Figure collection entries
--- --- ---
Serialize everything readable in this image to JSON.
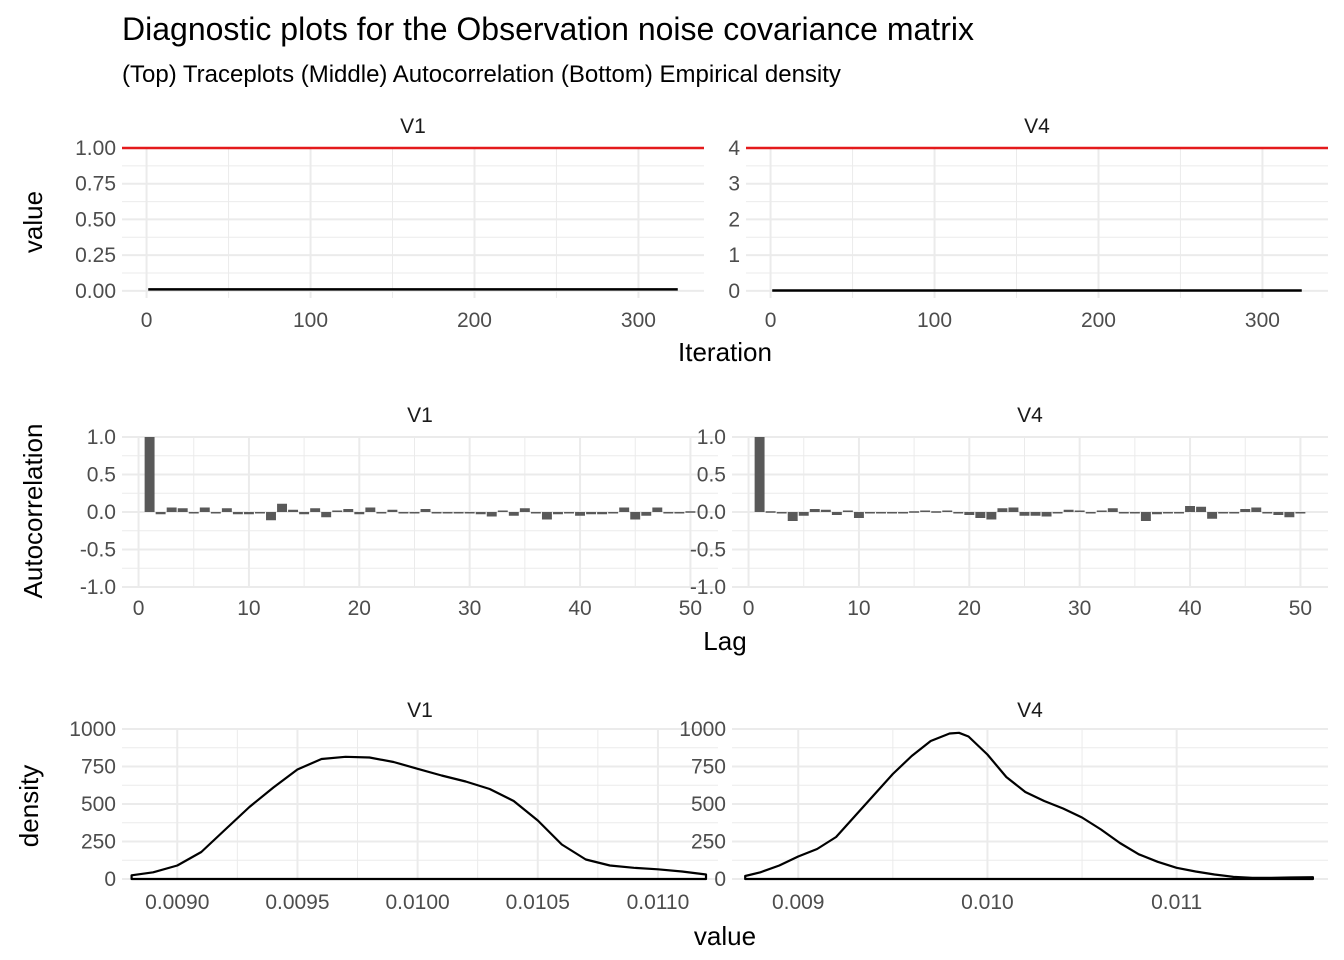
{
  "title": "Diagnostic plots for the Observation noise covariance matrix",
  "subtitle": "(Top) Traceplots (Middle) Autocorrelation (Bottom) Empirical density",
  "colors": {
    "grid": "#ebebeb",
    "line": "#000000",
    "reference": "#e41a1c",
    "bar": "#595959",
    "text": "#4d4d4d"
  },
  "chart_data": [
    {
      "type": "line",
      "row": "Traceplots",
      "xlabel": "Iteration",
      "ylabel": "value",
      "grid": true,
      "panels": [
        {
          "strip": "V1",
          "xlim": [
            -15,
            340
          ],
          "ylim": [
            -0.05,
            1.0
          ],
          "xticks": [
            0,
            100,
            200,
            300
          ],
          "xtick_labels": [
            "0",
            "100",
            "200",
            "300"
          ],
          "yticks": [
            0,
            0.25,
            0.5,
            0.75,
            1.0
          ],
          "ytick_labels": [
            "0.00",
            "0.25",
            "0.50",
            "0.75",
            "1.00"
          ],
          "hline": 1.0,
          "series_x_range": [
            1,
            324
          ],
          "series_level": 0.01
        },
        {
          "strip": "V4",
          "xlim": [
            -15,
            340
          ],
          "ylim": [
            -0.2,
            4.0
          ],
          "xticks": [
            0,
            100,
            200,
            300
          ],
          "xtick_labels": [
            "0",
            "100",
            "200",
            "300"
          ],
          "yticks": [
            0,
            1,
            2,
            3,
            4
          ],
          "ytick_labels": [
            "0",
            "1",
            "2",
            "3",
            "4"
          ],
          "hline": 4.0,
          "series_x_range": [
            1,
            324
          ],
          "series_level": 0.01
        }
      ]
    },
    {
      "type": "bar",
      "row": "Autocorrelation",
      "xlabel": "Lag",
      "ylabel": "Autocorrelation",
      "grid": true,
      "panels": [
        {
          "strip": "V1",
          "xlim": [
            -1.5,
            52.5
          ],
          "ylim": [
            -1.0,
            1.0
          ],
          "xticks": [
            0,
            10,
            20,
            30,
            40,
            50
          ],
          "xtick_labels": [
            "0",
            "10",
            "20",
            "30",
            "40",
            "50"
          ],
          "yticks": [
            -1.0,
            -0.5,
            0.0,
            0.5,
            1.0
          ],
          "ytick_labels": [
            "-1.0",
            "-0.5",
            "0.0",
            "0.5",
            "1.0"
          ],
          "lags": [
            1,
            2,
            3,
            4,
            5,
            6,
            7,
            8,
            9,
            10,
            11,
            12,
            13,
            14,
            15,
            16,
            17,
            18,
            19,
            20,
            21,
            22,
            23,
            24,
            25,
            26,
            27,
            28,
            29,
            30,
            31,
            32,
            33,
            34,
            35,
            36,
            37,
            38,
            39,
            40,
            41,
            42,
            43,
            44,
            45,
            46,
            47,
            48,
            49,
            50
          ],
          "values": [
            1.0,
            -0.03,
            0.06,
            0.05,
            -0.02,
            0.06,
            -0.02,
            0.05,
            -0.03,
            -0.03,
            -0.02,
            -0.11,
            0.11,
            0.03,
            -0.03,
            0.05,
            -0.07,
            0.02,
            0.04,
            -0.03,
            0.06,
            -0.02,
            0.03,
            -0.02,
            0.0,
            0.04,
            -0.02,
            0.0,
            0.0,
            -0.02,
            -0.03,
            -0.06,
            0.02,
            -0.05,
            0.05,
            0.0,
            -0.1,
            -0.03,
            -0.02,
            -0.05,
            -0.03,
            -0.03,
            0.0,
            0.06,
            -0.1,
            -0.05,
            0.06,
            -0.02,
            -0.02,
            0.01
          ]
        },
        {
          "strip": "V4",
          "xlim": [
            -1.5,
            52.5
          ],
          "ylim": [
            -1.0,
            1.0
          ],
          "xticks": [
            0,
            10,
            20,
            30,
            40,
            50
          ],
          "xtick_labels": [
            "0",
            "10",
            "20",
            "30",
            "40",
            "50"
          ],
          "yticks": [
            -1.0,
            -0.5,
            0.0,
            0.5,
            1.0
          ],
          "ytick_labels": [
            "-1.0",
            "-0.5",
            "0.0",
            "0.5",
            "1.0"
          ],
          "lags": [
            1,
            2,
            3,
            4,
            5,
            6,
            7,
            8,
            9,
            10,
            11,
            12,
            13,
            14,
            15,
            16,
            17,
            18,
            19,
            20,
            21,
            22,
            23,
            24,
            25,
            26,
            27,
            28,
            29,
            30,
            31,
            32,
            33,
            34,
            35,
            36,
            37,
            38,
            39,
            40,
            41,
            42,
            43,
            44,
            45,
            46,
            47,
            48,
            49,
            50
          ],
          "values": [
            1.0,
            0.01,
            -0.02,
            -0.12,
            -0.05,
            0.04,
            0.03,
            -0.04,
            0.02,
            -0.08,
            -0.01,
            -0.01,
            0.0,
            -0.01,
            0.01,
            0.02,
            0.01,
            0.02,
            -0.01,
            -0.04,
            -0.08,
            -0.1,
            0.05,
            0.06,
            -0.05,
            -0.05,
            -0.06,
            0.0,
            0.03,
            0.02,
            -0.02,
            0.02,
            0.05,
            -0.02,
            0.0,
            -0.12,
            -0.03,
            -0.02,
            -0.01,
            0.08,
            0.07,
            -0.09,
            -0.02,
            -0.02,
            0.04,
            0.06,
            -0.02,
            -0.04,
            -0.07,
            -0.02
          ]
        }
      ]
    },
    {
      "type": "area",
      "row": "Empirical density",
      "xlabel": "value",
      "ylabel": "density",
      "grid": true,
      "panels": [
        {
          "strip": "V1",
          "xlim": [
            0.00877,
            0.01125
          ],
          "ylim": [
            0,
            1000
          ],
          "xticks": [
            0.009,
            0.0095,
            0.01,
            0.0105,
            0.011
          ],
          "xtick_labels": [
            "0.0090",
            "0.0095",
            "0.0100",
            "0.0105",
            "0.0110"
          ],
          "yticks": [
            0,
            250,
            500,
            750,
            1000
          ],
          "ytick_labels": [
            "0",
            "250",
            "500",
            "750",
            "1000"
          ],
          "x": [
            0.00881,
            0.0089,
            0.009,
            0.0091,
            0.0092,
            0.0093,
            0.0094,
            0.0095,
            0.0096,
            0.0097,
            0.0098,
            0.0099,
            0.01,
            0.0101,
            0.0102,
            0.0103,
            0.0104,
            0.0105,
            0.0106,
            0.0107,
            0.0108,
            0.0109,
            0.011,
            0.0111,
            0.0112
          ],
          "y": [
            25,
            45,
            90,
            180,
            330,
            480,
            610,
            730,
            800,
            815,
            810,
            780,
            735,
            690,
            650,
            600,
            520,
            390,
            230,
            130,
            90,
            75,
            65,
            50,
            30
          ]
        },
        {
          "strip": "V4",
          "xlim": [
            0.00865,
            0.0118
          ],
          "ylim": [
            0,
            1000
          ],
          "xticks": [
            0.009,
            0.01,
            0.011
          ],
          "xtick_labels": [
            "0.009",
            "0.010",
            "0.011"
          ],
          "yticks": [
            0,
            250,
            500,
            750,
            1000
          ],
          "ytick_labels": [
            "0",
            "250",
            "500",
            "750",
            "1000"
          ],
          "x": [
            0.00872,
            0.0088,
            0.0089,
            0.009,
            0.0091,
            0.0092,
            0.0093,
            0.0094,
            0.0095,
            0.0096,
            0.0097,
            0.0098,
            0.00985,
            0.0099,
            0.01,
            0.0101,
            0.0102,
            0.0103,
            0.0104,
            0.0105,
            0.0106,
            0.0107,
            0.0108,
            0.0109,
            0.011,
            0.0111,
            0.0112,
            0.0113,
            0.0114,
            0.0115,
            0.0116,
            0.01172
          ],
          "y": [
            20,
            45,
            90,
            150,
            200,
            280,
            420,
            560,
            700,
            820,
            920,
            970,
            975,
            950,
            830,
            680,
            580,
            520,
            470,
            410,
            330,
            240,
            165,
            115,
            75,
            50,
            30,
            15,
            8,
            8,
            10,
            12
          ]
        }
      ]
    }
  ]
}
--- --- ---
#### [PROBLEM]
Lines holding the word "Autocorrelation" in the entries above are the ones to pull out. Copy them all.

#### [EXERCISE ANSWER]
  "subtitle": "(Top) Traceplots (Middle) Autocorrelation (Bottom) Empirical density",
      "row": "Autocorrelation",
      "ylabel": "Autocorrelation",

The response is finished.